▸ Texte fourni:

Dolly
Dolly dearest
Il y a de cela neuf siècles, un ancien peuple mexicain, la tribu des Sanzia, avait mis au monde un enfant ayant une apparence d'homme mais pourvu d'une tête de bouc. Nourri à l'aide de sang chaud d'enfants sacrifiés, cet être que l'on considérait comme le fils de Satan était si démoniaque qu'il sema la terreur dans les foyers mayas aux alentours, si bien que la tribu des Sanzia décida de l'enterrer vivant dans une crypte ornée de signes et d'ornements maléfiques.
900 ans plus tard, un archéologue, que la soif de découvertes rongeait depuis les bancs de l'Université, profana la tombe sacrée et libéra par la même occasion l'esprit du Malin, une âme dévastatrice qui allait bientôt pouvoir à nouveau répandre la peur autour d'elle.

▸ Données extraites:
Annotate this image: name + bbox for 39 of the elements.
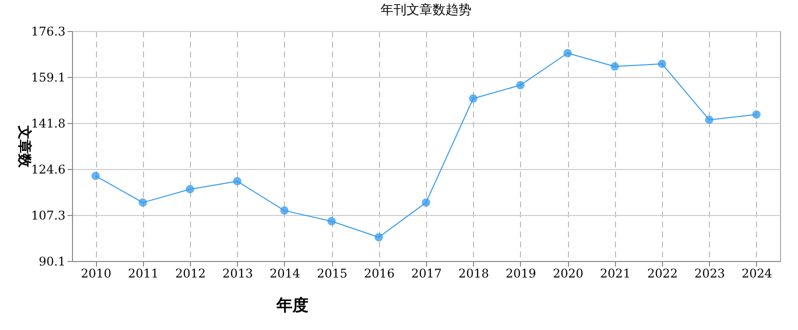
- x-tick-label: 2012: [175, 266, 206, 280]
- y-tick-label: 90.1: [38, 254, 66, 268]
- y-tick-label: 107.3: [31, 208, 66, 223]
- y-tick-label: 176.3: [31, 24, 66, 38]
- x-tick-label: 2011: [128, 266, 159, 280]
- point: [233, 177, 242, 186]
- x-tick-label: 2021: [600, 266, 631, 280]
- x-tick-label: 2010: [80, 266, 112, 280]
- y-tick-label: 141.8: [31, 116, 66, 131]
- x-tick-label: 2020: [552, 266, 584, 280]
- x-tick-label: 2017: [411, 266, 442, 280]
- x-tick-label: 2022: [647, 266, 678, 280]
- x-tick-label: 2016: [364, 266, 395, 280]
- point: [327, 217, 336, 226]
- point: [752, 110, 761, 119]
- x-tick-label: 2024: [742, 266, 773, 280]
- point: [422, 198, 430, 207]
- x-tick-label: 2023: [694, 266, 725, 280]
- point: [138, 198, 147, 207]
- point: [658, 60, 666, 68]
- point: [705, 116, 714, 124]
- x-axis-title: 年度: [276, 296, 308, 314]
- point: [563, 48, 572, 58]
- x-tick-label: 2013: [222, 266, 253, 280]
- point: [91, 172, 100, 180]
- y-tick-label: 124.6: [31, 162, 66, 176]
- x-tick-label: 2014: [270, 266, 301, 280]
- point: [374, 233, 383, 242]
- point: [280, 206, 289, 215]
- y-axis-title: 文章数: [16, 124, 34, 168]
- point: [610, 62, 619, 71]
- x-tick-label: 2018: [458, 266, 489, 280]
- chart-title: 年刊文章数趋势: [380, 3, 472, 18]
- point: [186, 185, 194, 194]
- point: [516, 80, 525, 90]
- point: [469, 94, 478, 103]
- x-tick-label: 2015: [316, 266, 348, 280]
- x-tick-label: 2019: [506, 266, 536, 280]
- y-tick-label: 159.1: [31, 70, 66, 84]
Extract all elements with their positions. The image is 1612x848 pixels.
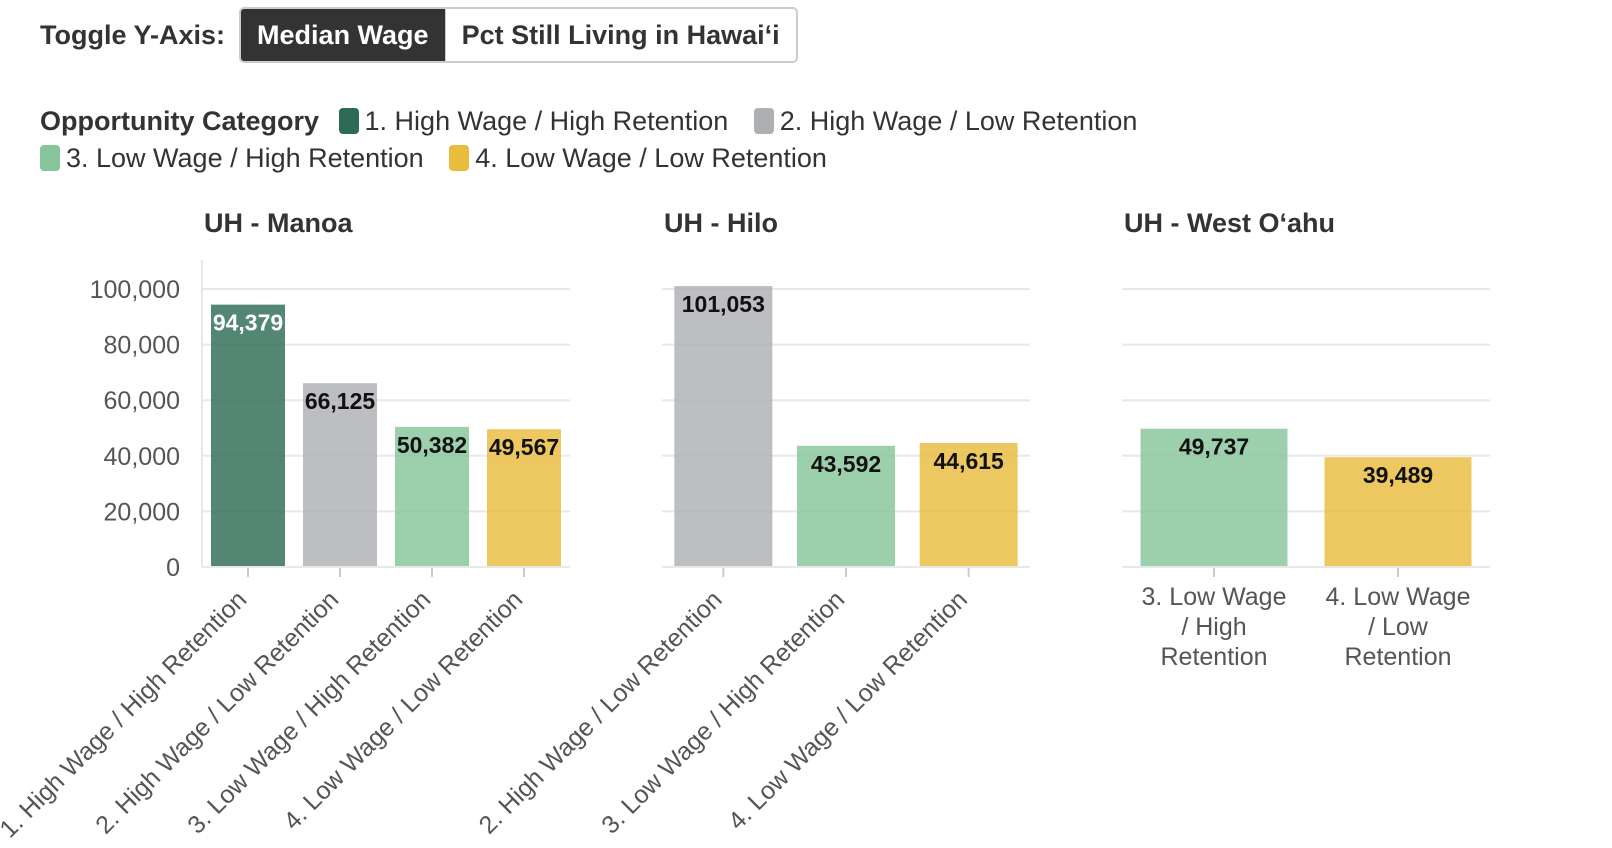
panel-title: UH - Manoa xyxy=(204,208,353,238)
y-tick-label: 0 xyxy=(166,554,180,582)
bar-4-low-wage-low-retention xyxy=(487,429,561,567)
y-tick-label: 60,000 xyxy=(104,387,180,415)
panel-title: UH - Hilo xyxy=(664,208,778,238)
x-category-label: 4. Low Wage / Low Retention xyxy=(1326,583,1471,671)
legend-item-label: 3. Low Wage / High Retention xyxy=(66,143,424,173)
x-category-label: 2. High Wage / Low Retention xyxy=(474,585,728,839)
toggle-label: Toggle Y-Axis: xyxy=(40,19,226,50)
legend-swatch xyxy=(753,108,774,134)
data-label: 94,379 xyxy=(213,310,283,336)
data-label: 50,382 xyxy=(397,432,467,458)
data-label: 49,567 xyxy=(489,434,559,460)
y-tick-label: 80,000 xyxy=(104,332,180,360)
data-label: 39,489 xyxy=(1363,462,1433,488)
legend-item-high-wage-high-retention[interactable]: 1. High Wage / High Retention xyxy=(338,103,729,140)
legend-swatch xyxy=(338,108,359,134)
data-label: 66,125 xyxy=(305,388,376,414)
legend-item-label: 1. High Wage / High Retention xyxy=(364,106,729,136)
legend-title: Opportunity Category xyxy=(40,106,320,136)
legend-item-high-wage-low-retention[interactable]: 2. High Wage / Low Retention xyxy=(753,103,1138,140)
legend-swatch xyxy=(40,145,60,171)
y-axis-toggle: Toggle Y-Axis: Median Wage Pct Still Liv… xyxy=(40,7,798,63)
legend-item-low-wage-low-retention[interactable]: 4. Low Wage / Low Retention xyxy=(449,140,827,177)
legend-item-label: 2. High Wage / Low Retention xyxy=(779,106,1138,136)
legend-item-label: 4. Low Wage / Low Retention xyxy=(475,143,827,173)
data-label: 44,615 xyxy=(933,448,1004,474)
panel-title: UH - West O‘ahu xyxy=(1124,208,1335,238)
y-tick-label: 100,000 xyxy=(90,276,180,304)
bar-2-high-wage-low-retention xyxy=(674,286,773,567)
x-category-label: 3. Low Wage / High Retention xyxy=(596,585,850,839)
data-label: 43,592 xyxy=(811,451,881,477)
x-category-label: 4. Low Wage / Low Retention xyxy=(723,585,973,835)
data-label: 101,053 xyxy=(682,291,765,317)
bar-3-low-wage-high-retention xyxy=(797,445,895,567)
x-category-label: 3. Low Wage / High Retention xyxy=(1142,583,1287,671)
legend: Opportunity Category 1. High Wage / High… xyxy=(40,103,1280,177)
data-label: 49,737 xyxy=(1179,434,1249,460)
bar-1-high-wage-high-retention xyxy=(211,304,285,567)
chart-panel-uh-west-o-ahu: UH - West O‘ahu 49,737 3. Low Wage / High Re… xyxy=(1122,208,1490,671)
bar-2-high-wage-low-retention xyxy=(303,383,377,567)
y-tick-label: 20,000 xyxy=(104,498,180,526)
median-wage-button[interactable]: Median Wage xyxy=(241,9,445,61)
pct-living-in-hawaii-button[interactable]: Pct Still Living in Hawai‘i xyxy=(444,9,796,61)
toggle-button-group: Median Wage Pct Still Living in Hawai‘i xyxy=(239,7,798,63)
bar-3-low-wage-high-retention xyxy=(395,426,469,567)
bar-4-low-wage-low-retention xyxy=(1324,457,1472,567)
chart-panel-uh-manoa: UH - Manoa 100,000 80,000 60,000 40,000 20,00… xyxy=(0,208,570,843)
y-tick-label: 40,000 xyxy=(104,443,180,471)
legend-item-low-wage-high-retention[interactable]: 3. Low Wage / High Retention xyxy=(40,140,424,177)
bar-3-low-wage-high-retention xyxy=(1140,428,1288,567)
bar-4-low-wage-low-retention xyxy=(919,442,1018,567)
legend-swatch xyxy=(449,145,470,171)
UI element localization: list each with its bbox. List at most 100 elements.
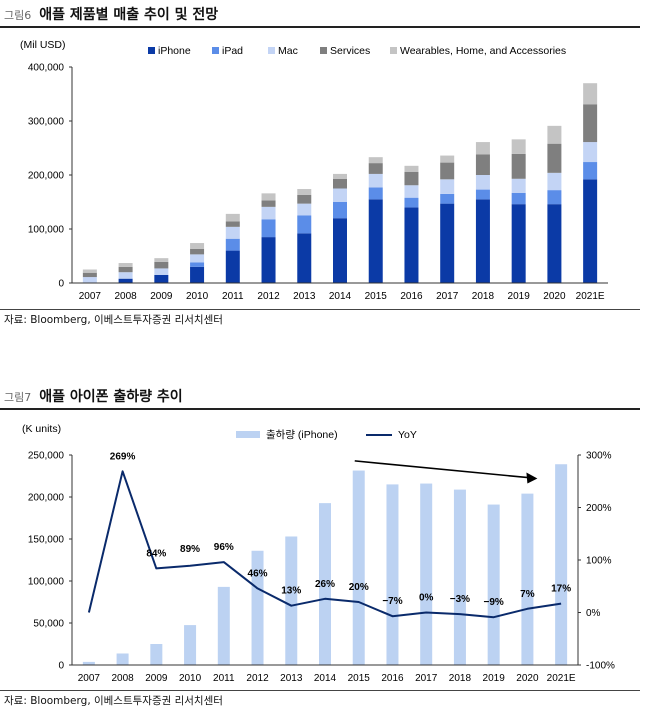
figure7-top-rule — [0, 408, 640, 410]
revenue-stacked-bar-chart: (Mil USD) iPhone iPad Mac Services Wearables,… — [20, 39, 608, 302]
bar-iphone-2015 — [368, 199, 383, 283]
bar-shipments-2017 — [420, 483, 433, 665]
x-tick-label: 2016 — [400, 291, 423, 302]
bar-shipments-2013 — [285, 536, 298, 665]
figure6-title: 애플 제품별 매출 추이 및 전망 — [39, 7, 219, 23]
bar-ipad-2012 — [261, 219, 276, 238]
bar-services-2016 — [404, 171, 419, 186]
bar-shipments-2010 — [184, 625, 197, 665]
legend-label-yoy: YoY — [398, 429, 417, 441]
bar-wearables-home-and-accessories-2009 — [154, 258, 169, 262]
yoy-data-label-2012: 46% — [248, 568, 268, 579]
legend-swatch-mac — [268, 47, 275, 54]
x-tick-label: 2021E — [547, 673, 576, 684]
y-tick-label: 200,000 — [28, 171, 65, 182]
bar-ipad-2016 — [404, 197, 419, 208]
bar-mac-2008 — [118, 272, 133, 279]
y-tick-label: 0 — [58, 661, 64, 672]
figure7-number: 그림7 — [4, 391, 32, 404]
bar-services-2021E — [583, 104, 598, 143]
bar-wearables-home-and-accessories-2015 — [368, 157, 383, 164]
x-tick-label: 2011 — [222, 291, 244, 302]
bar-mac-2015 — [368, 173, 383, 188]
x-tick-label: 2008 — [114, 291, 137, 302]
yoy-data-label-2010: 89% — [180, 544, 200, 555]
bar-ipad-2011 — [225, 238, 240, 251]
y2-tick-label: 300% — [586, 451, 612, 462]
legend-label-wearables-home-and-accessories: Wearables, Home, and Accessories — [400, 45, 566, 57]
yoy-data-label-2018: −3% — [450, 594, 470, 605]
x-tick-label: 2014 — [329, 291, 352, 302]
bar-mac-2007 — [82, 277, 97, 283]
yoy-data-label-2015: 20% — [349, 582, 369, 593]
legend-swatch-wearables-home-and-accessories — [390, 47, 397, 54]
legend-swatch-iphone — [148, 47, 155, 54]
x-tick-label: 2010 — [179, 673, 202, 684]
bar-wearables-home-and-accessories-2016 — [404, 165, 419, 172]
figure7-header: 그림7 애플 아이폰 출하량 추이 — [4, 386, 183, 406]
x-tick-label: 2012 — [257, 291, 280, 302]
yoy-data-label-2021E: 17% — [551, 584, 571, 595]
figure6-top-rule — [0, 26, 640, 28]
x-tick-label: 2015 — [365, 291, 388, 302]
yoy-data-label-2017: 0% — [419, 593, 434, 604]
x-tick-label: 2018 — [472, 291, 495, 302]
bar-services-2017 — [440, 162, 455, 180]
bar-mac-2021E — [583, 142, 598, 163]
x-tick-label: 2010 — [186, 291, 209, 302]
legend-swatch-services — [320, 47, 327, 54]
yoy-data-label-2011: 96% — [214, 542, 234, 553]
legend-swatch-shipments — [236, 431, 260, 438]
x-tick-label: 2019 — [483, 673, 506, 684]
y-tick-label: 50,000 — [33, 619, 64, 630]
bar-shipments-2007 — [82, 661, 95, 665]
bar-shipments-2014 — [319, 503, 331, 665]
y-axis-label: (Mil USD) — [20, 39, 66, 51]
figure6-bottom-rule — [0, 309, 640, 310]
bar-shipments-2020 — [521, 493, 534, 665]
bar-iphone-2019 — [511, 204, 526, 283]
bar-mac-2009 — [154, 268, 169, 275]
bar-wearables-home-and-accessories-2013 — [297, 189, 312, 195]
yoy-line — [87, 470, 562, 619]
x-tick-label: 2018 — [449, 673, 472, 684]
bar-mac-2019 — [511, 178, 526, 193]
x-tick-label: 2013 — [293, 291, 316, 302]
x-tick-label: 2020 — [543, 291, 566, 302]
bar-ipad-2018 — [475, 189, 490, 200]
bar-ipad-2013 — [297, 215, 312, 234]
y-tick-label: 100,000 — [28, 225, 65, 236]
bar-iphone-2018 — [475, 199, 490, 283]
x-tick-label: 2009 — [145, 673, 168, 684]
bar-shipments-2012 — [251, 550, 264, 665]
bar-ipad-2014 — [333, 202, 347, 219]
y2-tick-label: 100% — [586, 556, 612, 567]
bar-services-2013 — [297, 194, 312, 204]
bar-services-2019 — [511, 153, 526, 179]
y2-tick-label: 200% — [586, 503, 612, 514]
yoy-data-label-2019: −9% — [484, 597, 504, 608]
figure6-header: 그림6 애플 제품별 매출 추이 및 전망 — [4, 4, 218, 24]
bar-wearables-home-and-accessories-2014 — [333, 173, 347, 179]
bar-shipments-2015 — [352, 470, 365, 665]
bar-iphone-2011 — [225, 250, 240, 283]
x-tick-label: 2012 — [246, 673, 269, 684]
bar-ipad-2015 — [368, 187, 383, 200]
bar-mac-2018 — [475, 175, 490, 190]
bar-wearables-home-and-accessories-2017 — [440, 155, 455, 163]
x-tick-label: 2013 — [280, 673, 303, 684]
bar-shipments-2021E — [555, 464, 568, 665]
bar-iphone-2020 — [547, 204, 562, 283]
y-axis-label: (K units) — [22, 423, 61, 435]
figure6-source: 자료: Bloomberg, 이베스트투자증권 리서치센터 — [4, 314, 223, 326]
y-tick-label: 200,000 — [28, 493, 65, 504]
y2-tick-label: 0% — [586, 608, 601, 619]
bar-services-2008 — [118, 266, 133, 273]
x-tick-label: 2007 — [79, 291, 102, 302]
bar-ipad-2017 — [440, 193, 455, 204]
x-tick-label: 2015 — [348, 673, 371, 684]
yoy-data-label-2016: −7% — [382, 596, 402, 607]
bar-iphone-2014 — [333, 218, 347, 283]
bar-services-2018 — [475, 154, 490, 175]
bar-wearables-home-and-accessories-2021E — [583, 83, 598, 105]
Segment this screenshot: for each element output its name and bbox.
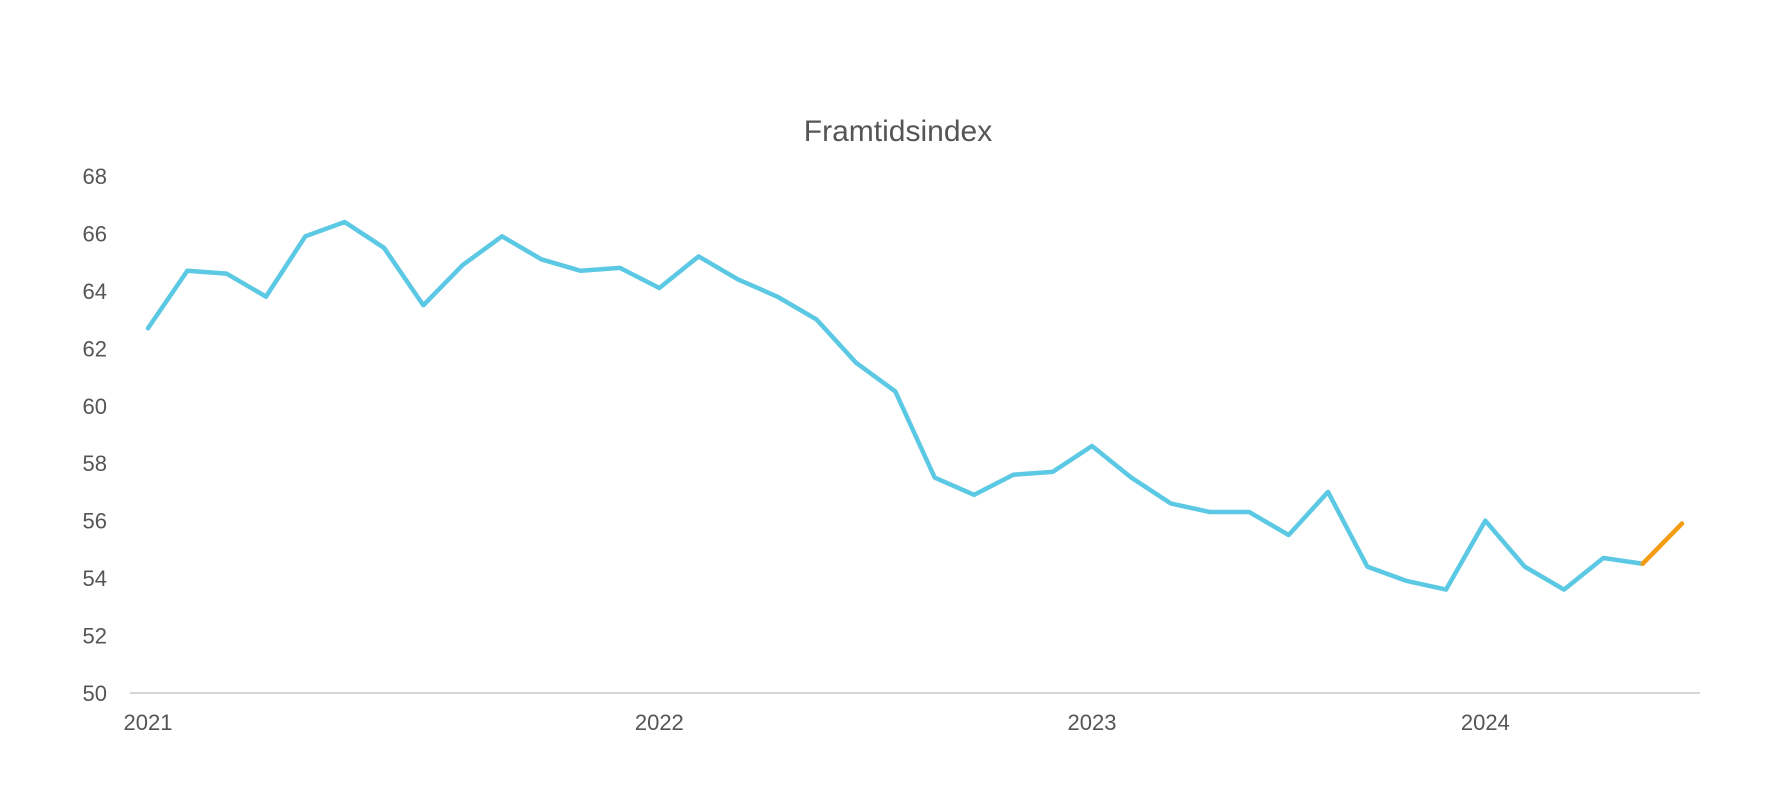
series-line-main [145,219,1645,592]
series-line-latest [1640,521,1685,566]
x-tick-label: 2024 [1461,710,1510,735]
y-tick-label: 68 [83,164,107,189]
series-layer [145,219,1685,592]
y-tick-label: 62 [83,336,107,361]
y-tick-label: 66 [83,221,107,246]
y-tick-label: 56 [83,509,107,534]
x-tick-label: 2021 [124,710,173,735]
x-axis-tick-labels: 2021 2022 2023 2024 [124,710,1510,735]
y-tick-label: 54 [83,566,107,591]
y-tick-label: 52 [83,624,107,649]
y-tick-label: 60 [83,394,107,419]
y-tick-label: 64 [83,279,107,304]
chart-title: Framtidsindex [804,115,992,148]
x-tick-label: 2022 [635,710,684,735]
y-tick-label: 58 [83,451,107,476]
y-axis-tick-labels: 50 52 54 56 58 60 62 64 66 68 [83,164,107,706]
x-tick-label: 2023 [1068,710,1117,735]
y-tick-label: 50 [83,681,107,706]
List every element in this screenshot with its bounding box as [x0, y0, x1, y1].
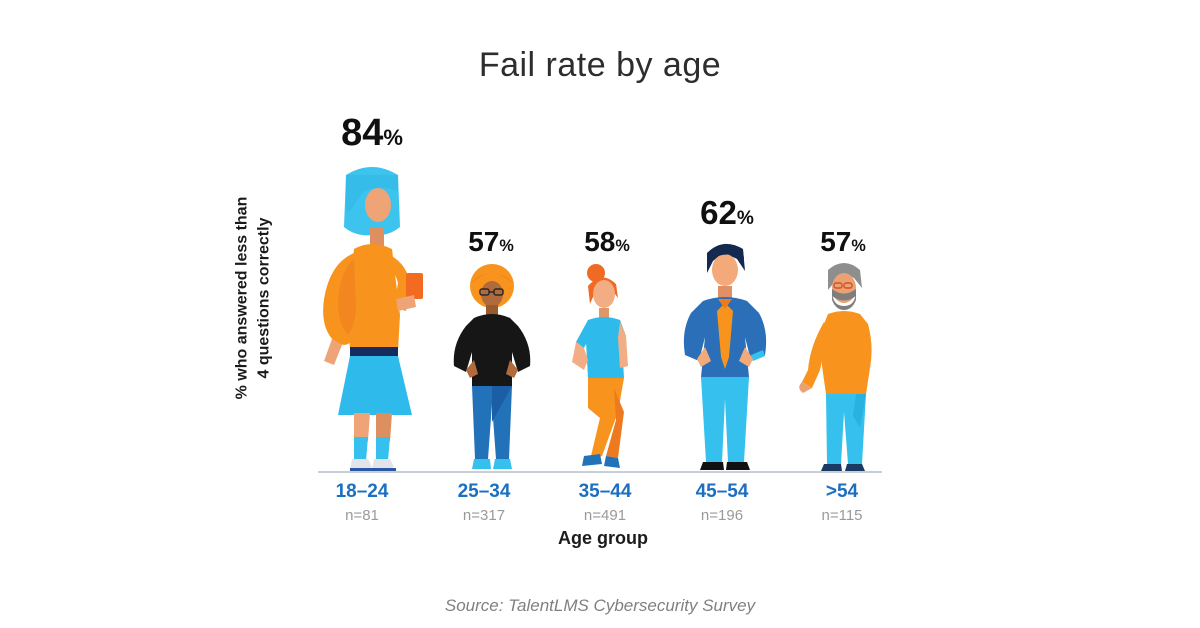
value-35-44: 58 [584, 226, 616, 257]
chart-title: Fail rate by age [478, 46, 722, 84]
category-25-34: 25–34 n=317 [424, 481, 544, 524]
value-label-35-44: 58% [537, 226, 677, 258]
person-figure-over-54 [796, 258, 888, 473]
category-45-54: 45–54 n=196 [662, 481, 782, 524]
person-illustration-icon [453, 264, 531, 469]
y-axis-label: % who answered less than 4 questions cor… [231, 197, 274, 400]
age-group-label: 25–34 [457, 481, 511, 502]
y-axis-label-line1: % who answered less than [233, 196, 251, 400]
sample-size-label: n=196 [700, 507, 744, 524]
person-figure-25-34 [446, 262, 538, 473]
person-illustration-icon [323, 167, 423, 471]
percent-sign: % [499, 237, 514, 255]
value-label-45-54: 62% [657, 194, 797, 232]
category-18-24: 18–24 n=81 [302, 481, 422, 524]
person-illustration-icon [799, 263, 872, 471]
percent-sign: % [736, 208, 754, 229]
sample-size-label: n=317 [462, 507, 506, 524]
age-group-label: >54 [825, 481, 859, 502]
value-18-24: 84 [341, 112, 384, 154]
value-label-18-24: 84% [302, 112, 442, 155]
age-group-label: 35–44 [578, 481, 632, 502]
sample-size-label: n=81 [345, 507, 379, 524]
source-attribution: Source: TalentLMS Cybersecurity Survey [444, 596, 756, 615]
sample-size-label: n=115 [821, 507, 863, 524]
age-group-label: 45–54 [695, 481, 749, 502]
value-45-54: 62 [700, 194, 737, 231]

▸ Description de la tâche:
Citez le passage du texte sur Dolly dearest qui débute aux mots « 900 ans plus » et s'arrête après « peur autour d'elle. ». Le matériel forme un ensemble à part, indépendant du texte.

▸ Solution proposée:
900 ans plus tard, un archéologue, que la soif de découvertes rongeait depuis les bancs de l'Université, profana la tombe sacrée et libéra par la même occasion l'esprit du Malin, une âme dévastatrice qui allait bientôt pouvoir à nouveau répandre la peur autour d'elle.